§ Exercise: Copy out, character for character, the part of the lines that opens with the line containing "table-cell-sessionStart[interactable]: 2025-10-01T03:16:47 —" and closes with the line containing "table-cell-longestUnfocusedStreakSec[interactable]: 176 —", including both of those lines.

§ Material for the task:
[start]
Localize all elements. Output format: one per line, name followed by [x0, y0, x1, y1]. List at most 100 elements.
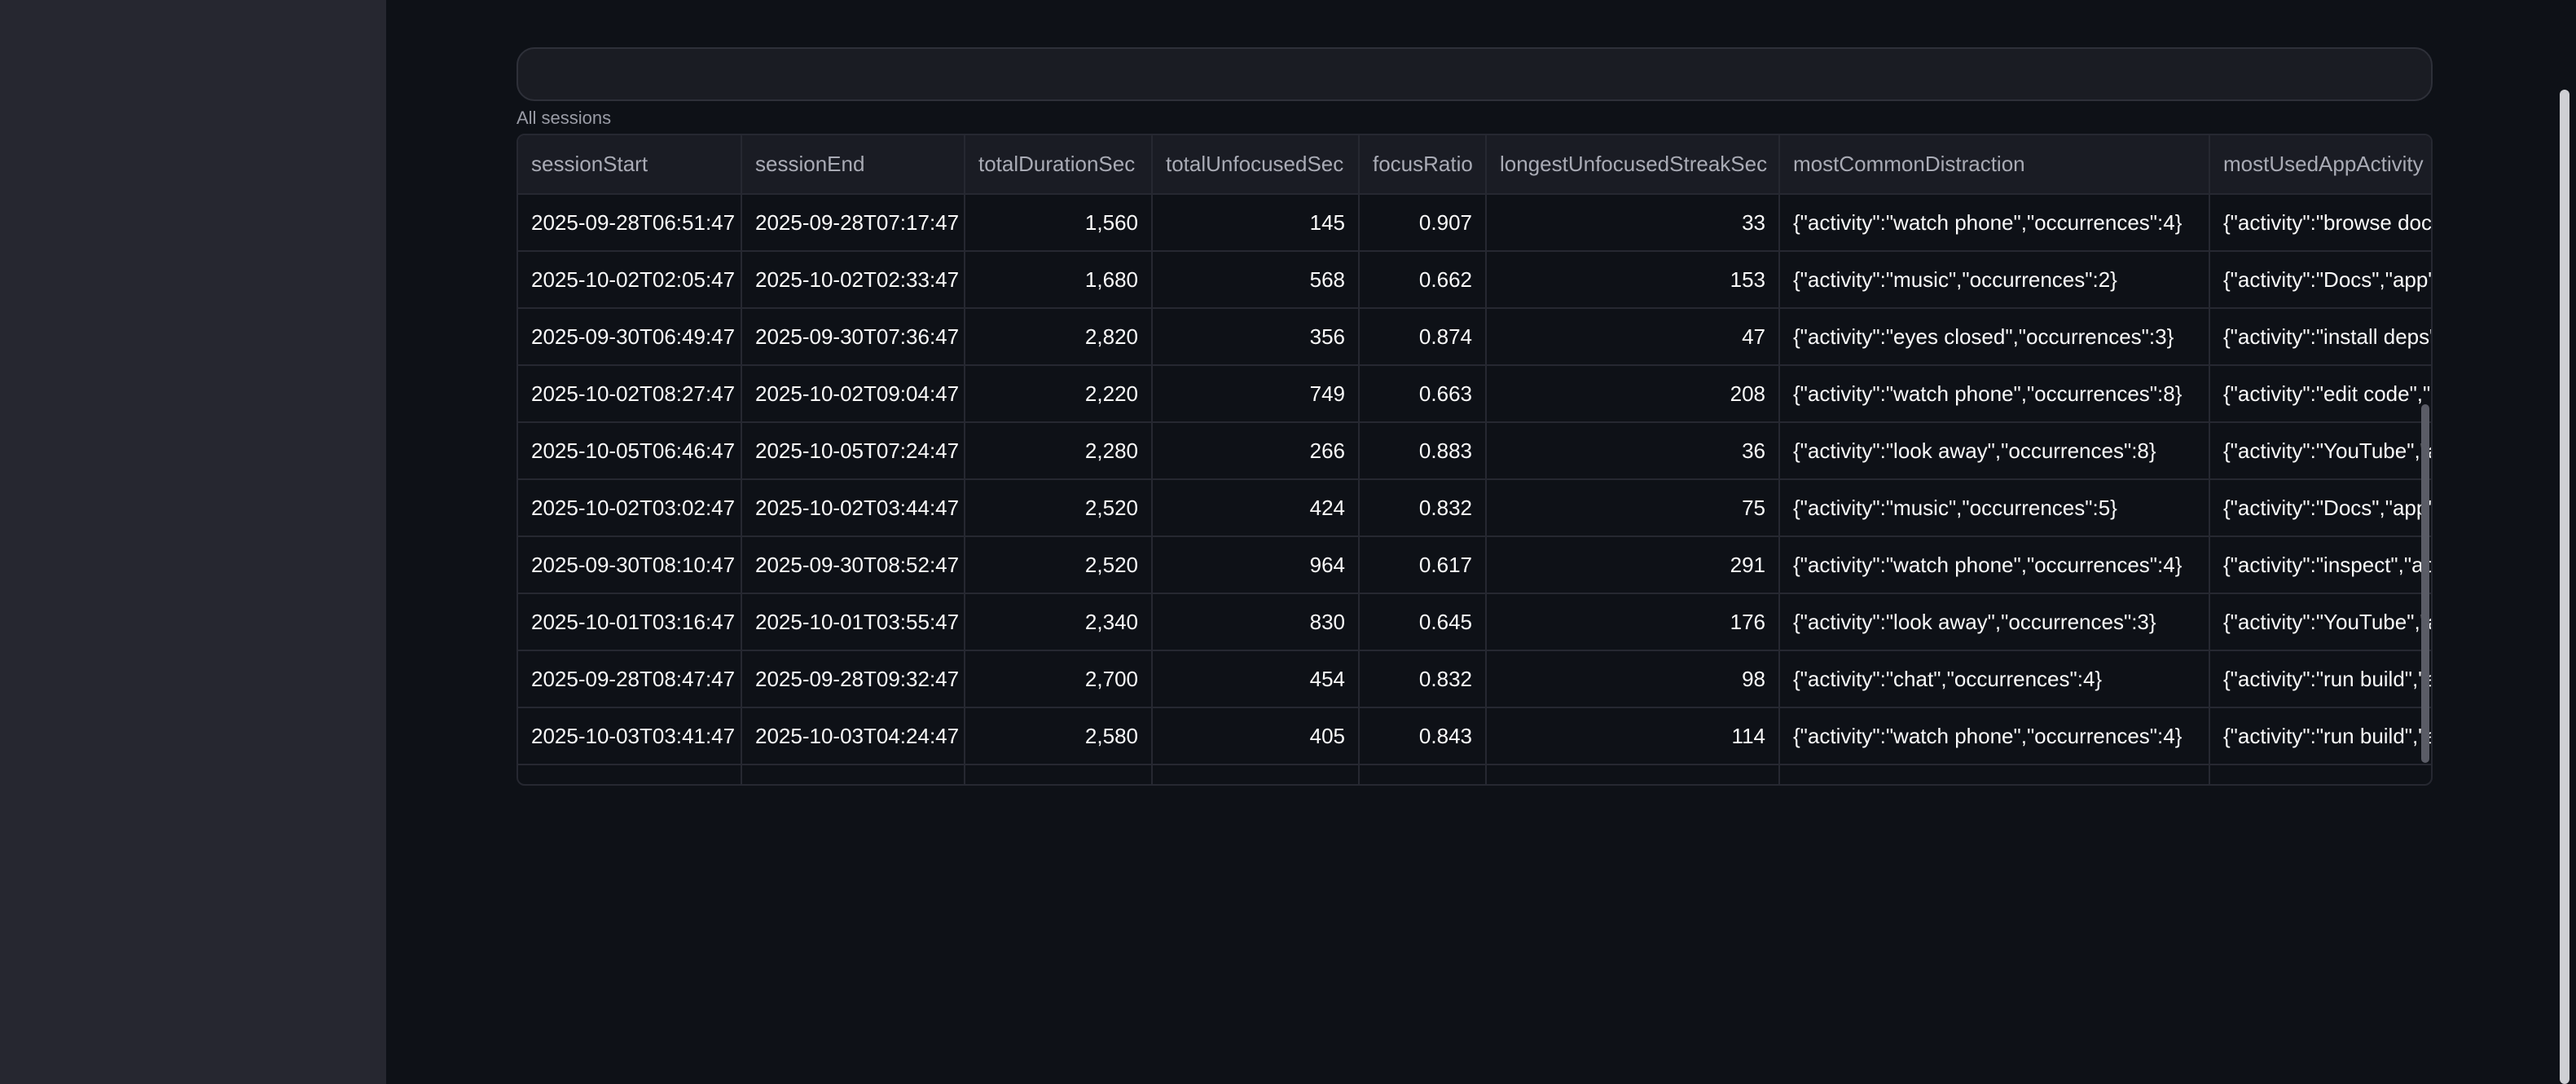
table-cell-sessionStart[interactable]: 2025-10-01T03:16:47 — [518, 593, 742, 651]
table-cell-focusRatio[interactable]: 0.832 — [1359, 479, 1487, 537]
table-cell-longestUnfocusedStreakSec[interactable]: 176 — [1486, 593, 1780, 651]
table-cell-totalDurationSec[interactable]: 2,520 — [965, 479, 1153, 537]
table-cell-mostCommonDistraction[interactable]: {"activity":"watch phone","occurrences":… — [1779, 194, 2210, 252]
table-cell-totalDurationSec[interactable]: 2,220 — [965, 365, 1153, 423]
table-cell-longestUnfocusedStreakSec[interactable]: 291 — [1486, 536, 1780, 594]
table-cell-longestUnfocusedStreakSec[interactable]: 33 — [1486, 194, 1780, 252]
table-cell-mostUsedAppActivity[interactable]: {"activity":"YouTube","app": — [2209, 422, 2431, 480]
column-header-sessionStart[interactable]: sessionStart — [518, 135, 742, 195]
column-header-mostUsedAppActivity[interactable]: mostUsedAppActivity — [2209, 135, 2431, 195]
table-cell-totalDurationSec[interactable]: 2,700 — [965, 650, 1153, 708]
table-cell-sessionStart[interactable]: 2025-09-28T06:51:47 — [518, 194, 742, 252]
column-header-sessionEnd[interactable]: sessionEnd — [741, 135, 965, 195]
table-cell-focusRatio[interactable] — [1359, 765, 1487, 784]
table-cell-sessionEnd[interactable]: 2025-10-03T04:24:47 — [741, 707, 965, 765]
table-cell-sessionStart[interactable]: 2025-09-28T08:47:47 — [518, 650, 742, 708]
table-cell-focusRatio[interactable]: 0.663 — [1359, 365, 1487, 423]
table-cell-totalUnfocusedSec[interactable]: 454 — [1152, 650, 1360, 708]
table-cell-focusRatio[interactable]: 0.874 — [1359, 308, 1487, 366]
table-cell-mostUsedAppActivity[interactable]: {"activity":"Docs","app": — [2209, 479, 2431, 537]
table-cell-mostUsedAppActivity[interactable]: {"activity":"Docs","app": — [2209, 251, 2431, 309]
table-cell-mostCommonDistraction[interactable]: {"activity":"chat","occurrences":4} — [1779, 765, 2210, 784]
table-cell-mostUsedAppActivity[interactable]: {"activity":"YouTube","app": — [2209, 593, 2431, 651]
table-cell-longestUnfocusedStreakSec[interactable]: 208 — [1486, 365, 1780, 423]
table-cell-longestUnfocusedStreakSec[interactable]: 36 — [1486, 422, 1780, 480]
column-header-mostCommonDistraction[interactable]: mostCommonDistraction — [1779, 135, 2210, 195]
table-cell-mostUsedAppActivity[interactable]: {"activity":"install deps","app": — [2209, 308, 2431, 366]
table-cell-mostCommonDistraction[interactable]: {"activity":"eyes closed","occurrences":… — [1779, 308, 2210, 366]
table-cell-sessionEnd[interactable]: 2025-10-05T07:24:47 — [741, 422, 965, 480]
table-cell-totalDurationSec[interactable]: 2,820 — [965, 308, 1153, 366]
table-cell-totalDurationSec[interactable]: 2,340 — [965, 593, 1153, 651]
table-cell-sessionStart[interactable]: 2025-09-30T06:49:47 — [518, 308, 742, 366]
table-cell-focusRatio[interactable]: 0.907 — [1359, 194, 1487, 252]
table-cell-mostUsedAppActivity[interactable]: {"activity":"browse docs","app": — [2209, 194, 2431, 252]
table-cell-sessionStart[interactable]: 2025-10-02T02:05:47 — [518, 251, 742, 309]
table-cell-totalDurationSec[interactable]: 2,580 — [965, 707, 1153, 765]
table-cell-totalUnfocusedSec[interactable]: 405 — [1152, 707, 1360, 765]
table-cell-sessionStart[interactable] — [518, 765, 742, 784]
table-scrollbar[interactable] — [2421, 404, 2429, 763]
table-cell-sessionStart[interactable]: 2025-10-03T03:41:47 — [518, 707, 742, 765]
table-cell-sessionStart[interactable]: 2025-10-02T03:02:47 — [518, 479, 742, 537]
table-cell-totalUnfocusedSec[interactable]: 424 — [1152, 479, 1360, 537]
table-cell-mostUsedAppActivity[interactable]: {"activity":"edit code","app": — [2209, 365, 2431, 423]
table-cell-focusRatio[interactable]: 0.883 — [1359, 422, 1487, 480]
table-cell-longestUnfocusedStreakSec[interactable]: 47 — [1486, 308, 1780, 366]
table-cell-sessionStart[interactable]: 2025-10-05T06:46:47 — [518, 422, 742, 480]
table-cell-totalUnfocusedSec[interactable] — [1152, 765, 1360, 784]
column-header-longestUnfocusedStreakSec[interactable]: longestUnfocusedStreakSec — [1486, 135, 1780, 195]
table-cell-sessionEnd[interactable]: 2025-10-01T03:55:47 — [741, 593, 965, 651]
table-cell-sessionEnd[interactable]: 2025-09-28T07:17:47 — [741, 194, 965, 252]
table-cell-longestUnfocusedStreakSec[interactable]: 98 — [1486, 650, 1780, 708]
table-cell-sessionStart[interactable]: 2025-09-30T08:10:47 — [518, 536, 742, 594]
table-cell-sessionEnd[interactable]: 2025-10-02T09:04:47 — [741, 365, 965, 423]
column-header-focusRatio[interactable]: focusRatio — [1359, 135, 1487, 195]
table-cell-totalDurationSec[interactable]: 1,560 — [965, 194, 1153, 252]
table-cell-totalUnfocusedSec[interactable]: 145 — [1152, 194, 1360, 252]
table-cell-longestUnfocusedStreakSec[interactable]: 153 — [1486, 251, 1780, 309]
table-cell-sessionEnd[interactable]: 2025-09-30T07:36:47 — [741, 308, 965, 366]
table-cell-sessionEnd[interactable]: 2025-09-30T08:52:47 — [741, 536, 965, 594]
table-cell-sessionEnd[interactable] — [741, 765, 965, 784]
table-cell-focusRatio[interactable]: 0.645 — [1359, 593, 1487, 651]
table-cell-totalUnfocusedSec[interactable]: 964 — [1152, 536, 1360, 594]
table-cell-totalUnfocusedSec[interactable]: 749 — [1152, 365, 1360, 423]
table-cell-totalDurationSec[interactable]: 2,520 — [965, 536, 1153, 594]
table-cell-mostCommonDistraction[interactable]: {"activity":"watch phone","occurrences":… — [1779, 707, 2210, 765]
table-cell-totalUnfocusedSec[interactable]: 830 — [1152, 593, 1360, 651]
page-scrollbar[interactable] — [2560, 90, 2569, 1084]
table-cell-longestUnfocusedStreakSec[interactable]: 75 — [1486, 479, 1780, 537]
table-cell-focusRatio[interactable]: 0.617 — [1359, 536, 1487, 594]
table-cell-totalDurationSec[interactable] — [965, 765, 1153, 784]
table-cell-mostCommonDistraction[interactable]: {"activity":"look away","occurrences":3} — [1779, 593, 2210, 651]
table-cell-mostCommonDistraction[interactable]: {"activity":"watch phone","occurrences":… — [1779, 536, 2210, 594]
table-cell-mostCommonDistraction[interactable]: {"activity":"music","occurrences":5} — [1779, 479, 2210, 537]
table-cell-totalUnfocusedSec[interactable]: 568 — [1152, 251, 1360, 309]
table-cell-totalUnfocusedSec[interactable]: 356 — [1152, 308, 1360, 366]
table-cell-mostCommonDistraction[interactable]: {"activity":"chat","occurrences":4} — [1779, 650, 2210, 708]
sessions-table[interactable]: sessionStart sessionEnd totalDurationSec to… — [517, 134, 2433, 786]
table-cell-focusRatio[interactable]: 0.832 — [1359, 650, 1487, 708]
table-cell-focusRatio[interactable]: 0.662 — [1359, 251, 1487, 309]
table-cell-mostUsedAppActivity[interactable]: {"activity":"edit code","app": — [2209, 765, 2431, 784]
table-cell-mostUsedAppActivity[interactable]: {"activity":"run build","app": — [2209, 650, 2431, 708]
table-cell-totalUnfocusedSec[interactable]: 266 — [1152, 422, 1360, 480]
table-search-input[interactable] — [517, 47, 2433, 101]
column-header-totalUnfocusedSec[interactable]: totalUnfocusedSec — [1152, 135, 1360, 195]
table-cell-longestUnfocusedStreakSec[interactable]: 114 — [1486, 707, 1780, 765]
table-cell-sessionStart[interactable]: 2025-10-02T08:27:47 — [518, 365, 742, 423]
table-cell-mostCommonDistraction[interactable]: {"activity":"music","occurrences":2} — [1779, 251, 2210, 309]
table-cell-sessionEnd[interactable]: 2025-10-02T02:33:47 — [741, 251, 965, 309]
table-cell-totalDurationSec[interactable]: 2,280 — [965, 422, 1153, 480]
table-cell-focusRatio[interactable]: 0.843 — [1359, 707, 1487, 765]
table-cell-totalDurationSec[interactable]: 1,680 — [965, 251, 1153, 309]
table-cell-mostUsedAppActivity[interactable]: {"activity":"inspect","app": — [2209, 536, 2431, 594]
table-cell-mostCommonDistraction[interactable]: {"activity":"look away","occurrences":8} — [1779, 422, 2210, 480]
table-cell-sessionEnd[interactable]: 2025-10-02T03:44:47 — [741, 479, 965, 537]
table-cell-sessionEnd[interactable]: 2025-09-28T09:32:47 — [741, 650, 965, 708]
table-cell-mostUsedAppActivity[interactable]: {"activity":"run build","app": — [2209, 707, 2431, 765]
table-cell-longestUnfocusedStreakSec[interactable] — [1486, 765, 1780, 784]
column-header-totalDurationSec[interactable]: totalDurationSec — [965, 135, 1153, 195]
table-cell-mostCommonDistraction[interactable]: {"activity":"watch phone","occurrences":… — [1779, 365, 2210, 423]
[end]
§ Solution below:
table-cell-sessionStart[interactable]: 2025-10-01T03:16:47 — [518, 593, 742, 651]
table-cell-focusRatio[interactable]: 0.832 — [1359, 479, 1487, 537]
table-cell-longestUnfocusedStreakSec[interactable]: 176 — [1486, 593, 1780, 651]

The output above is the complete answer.